List of tasks –
A – Transcribe the passage on planning internal audits between "In addition to" and "to achieving improvements.", inclusive.
B – Please condense the paragraph in the passage on planning internal audits that opens with "Your audit should not be based purely" into a short bulleted list that keeps its main facts.
------ Text passage
Careful planning for your internal audit is the first step to success. You should select an external clinical documentation and coding auditing firm that provides highly-qualified coding auditors and CDI professionals to ensure you receive the best possible service. The company should have a nationwide reputation and their staff members should have undergone a stringent screening process to verify their skill level, education, experience, and level of professionalism. Their auditors should have five years of experience, at minimum, and be certified RHIA, RHIT, CCS, CCS-P, CPC, CPC-H, RN, PA, CDIP, CCDS or combination thereof.

Your facility should go into the audit with a clear understanding of the reason and purpose for the audit. The six goals mentioned earlier should always be kept in mind. Consistent auditing is key in order to improve clinical documentation and coding quality. You want to compare “apples to apples” in order to trend quality and provide educational opportunities.

In addition to defining the purpose, obtaining buy-in from senior leadership is a crucial part of creating an effective audit program. This is especially important if audits reveal unfavorable findings related to physician documentation. Chief medical officers must be on board to ensure that all physicians—even those who bring in the most business for the hospital—are held to the same standards with respect to achieving improvements.

Your audit should not be based purely on financial performance. Conducting a coding audit solely to increase revenue in a particular area could raise a red flag and will probably not yield the anticipated results. It is often assumed that incorrect coding solely causes decreased revenue, but the decrease could be due to other factors, such as clinical documentation or lower volume of cases.
------------
------ Record extracts
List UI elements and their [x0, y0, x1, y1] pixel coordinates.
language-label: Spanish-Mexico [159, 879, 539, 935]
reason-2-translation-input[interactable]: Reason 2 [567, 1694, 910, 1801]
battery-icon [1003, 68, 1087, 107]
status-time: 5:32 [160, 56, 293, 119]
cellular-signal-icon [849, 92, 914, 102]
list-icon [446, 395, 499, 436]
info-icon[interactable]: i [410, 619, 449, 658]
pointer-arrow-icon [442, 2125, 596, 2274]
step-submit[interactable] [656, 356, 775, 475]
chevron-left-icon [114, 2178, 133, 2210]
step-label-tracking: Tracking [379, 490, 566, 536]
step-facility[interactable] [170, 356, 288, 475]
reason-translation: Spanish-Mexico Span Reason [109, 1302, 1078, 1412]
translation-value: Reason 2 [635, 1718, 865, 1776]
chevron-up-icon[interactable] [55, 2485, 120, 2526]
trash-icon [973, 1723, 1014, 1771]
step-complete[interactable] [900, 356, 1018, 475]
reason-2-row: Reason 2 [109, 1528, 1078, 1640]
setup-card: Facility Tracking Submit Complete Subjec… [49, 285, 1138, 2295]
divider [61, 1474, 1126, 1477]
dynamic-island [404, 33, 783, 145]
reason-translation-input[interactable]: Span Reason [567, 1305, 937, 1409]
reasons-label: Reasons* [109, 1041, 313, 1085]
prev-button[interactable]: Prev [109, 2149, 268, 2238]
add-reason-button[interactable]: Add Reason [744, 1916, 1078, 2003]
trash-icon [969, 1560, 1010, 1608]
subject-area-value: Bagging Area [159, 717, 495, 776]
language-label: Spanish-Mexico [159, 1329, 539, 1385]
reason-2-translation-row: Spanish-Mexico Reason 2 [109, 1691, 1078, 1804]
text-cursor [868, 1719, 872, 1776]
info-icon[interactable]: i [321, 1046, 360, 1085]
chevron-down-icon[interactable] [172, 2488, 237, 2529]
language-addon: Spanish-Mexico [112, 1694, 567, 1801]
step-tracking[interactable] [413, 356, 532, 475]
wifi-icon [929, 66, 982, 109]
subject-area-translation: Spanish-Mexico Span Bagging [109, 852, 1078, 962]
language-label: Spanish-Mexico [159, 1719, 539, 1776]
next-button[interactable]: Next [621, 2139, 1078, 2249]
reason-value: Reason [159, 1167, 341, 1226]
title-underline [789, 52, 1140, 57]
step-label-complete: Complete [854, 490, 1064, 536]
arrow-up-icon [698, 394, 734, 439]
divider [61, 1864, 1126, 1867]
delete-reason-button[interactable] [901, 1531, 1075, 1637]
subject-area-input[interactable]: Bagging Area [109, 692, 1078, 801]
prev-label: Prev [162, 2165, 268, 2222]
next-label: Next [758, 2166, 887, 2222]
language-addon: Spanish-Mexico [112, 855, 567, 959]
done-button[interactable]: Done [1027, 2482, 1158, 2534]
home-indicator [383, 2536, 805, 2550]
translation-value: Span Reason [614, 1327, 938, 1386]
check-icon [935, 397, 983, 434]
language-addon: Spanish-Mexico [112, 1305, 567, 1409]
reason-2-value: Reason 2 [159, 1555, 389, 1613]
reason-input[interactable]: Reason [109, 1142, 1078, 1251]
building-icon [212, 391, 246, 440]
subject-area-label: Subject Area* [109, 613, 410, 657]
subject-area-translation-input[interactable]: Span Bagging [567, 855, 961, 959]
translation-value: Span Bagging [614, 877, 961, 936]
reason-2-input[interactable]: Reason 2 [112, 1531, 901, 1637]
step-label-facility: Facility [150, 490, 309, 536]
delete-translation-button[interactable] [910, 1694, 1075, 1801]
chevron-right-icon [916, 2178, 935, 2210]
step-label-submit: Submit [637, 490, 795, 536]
------------
Solutions for each task –
A –
In addition to defining the purpose, obtaining buy-in from senior leadership is a crucial part of creating an effective audit program. This is especially important if audits reveal unfavorable findings related to physician documentation. Chief medical officers must be on board to ensure that all physicians—even those who bring in the most business for the hospital—are held to the same standards with respect to achieving improvements.

B –
- An audit should not be based purely on financial performance.
- A coding audit done solely to increase revenue in a particular area could raise a red flag and will probably not yield the anticipated results.
- Decreased revenue is often blamed solely on incorrect coding, but other factors may cause it, such as clinical documentation or a lower volume of cases.